====== GIVEN RECORDS

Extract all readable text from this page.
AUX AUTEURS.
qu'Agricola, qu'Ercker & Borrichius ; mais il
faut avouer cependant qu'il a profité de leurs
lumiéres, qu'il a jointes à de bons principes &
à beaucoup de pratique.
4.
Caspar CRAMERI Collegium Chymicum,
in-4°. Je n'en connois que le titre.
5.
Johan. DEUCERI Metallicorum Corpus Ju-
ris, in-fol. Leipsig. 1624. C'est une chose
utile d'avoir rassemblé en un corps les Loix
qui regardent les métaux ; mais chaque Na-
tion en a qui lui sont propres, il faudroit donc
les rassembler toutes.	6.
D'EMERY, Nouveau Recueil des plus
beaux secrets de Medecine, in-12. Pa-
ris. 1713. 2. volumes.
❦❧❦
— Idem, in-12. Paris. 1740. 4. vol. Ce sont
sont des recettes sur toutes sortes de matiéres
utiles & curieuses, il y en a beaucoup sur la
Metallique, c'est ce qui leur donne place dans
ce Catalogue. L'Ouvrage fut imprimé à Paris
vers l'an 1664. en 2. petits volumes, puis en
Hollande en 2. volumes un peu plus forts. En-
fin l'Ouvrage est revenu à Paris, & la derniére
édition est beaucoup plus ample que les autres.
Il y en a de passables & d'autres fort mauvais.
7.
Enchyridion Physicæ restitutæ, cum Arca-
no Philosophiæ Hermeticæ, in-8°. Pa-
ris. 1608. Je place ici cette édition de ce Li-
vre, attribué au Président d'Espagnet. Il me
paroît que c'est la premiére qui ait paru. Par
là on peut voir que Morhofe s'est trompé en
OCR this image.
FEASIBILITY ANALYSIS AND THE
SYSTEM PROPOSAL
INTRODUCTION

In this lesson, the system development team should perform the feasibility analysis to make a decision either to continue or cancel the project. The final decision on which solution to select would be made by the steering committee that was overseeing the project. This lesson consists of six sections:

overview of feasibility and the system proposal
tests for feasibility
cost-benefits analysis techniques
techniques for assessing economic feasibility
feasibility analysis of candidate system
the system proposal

============

WORK REQUIRED | Find the line with "OCR this image." in the listing above, then write out that line and each remaining line exactly, with no other text.

TASK OUTPUT |
OCR this image.
FEASIBILITY ANALYSIS AND THE
SYSTEM PROPOSAL
INTRODUCTION

In this lesson, the system development team should perform the feasibility analysis to make a decision either to continue or cancel the project. The final decision on which solution to select would be made by the steering committee that was overseeing the project. This lesson consists of six sections:

overview of feasibility and the system proposal
tests for feasibility
cost-benefits analysis techniques
techniques for assessing economic feasibility
feasibility analysis of candidate system
the system proposal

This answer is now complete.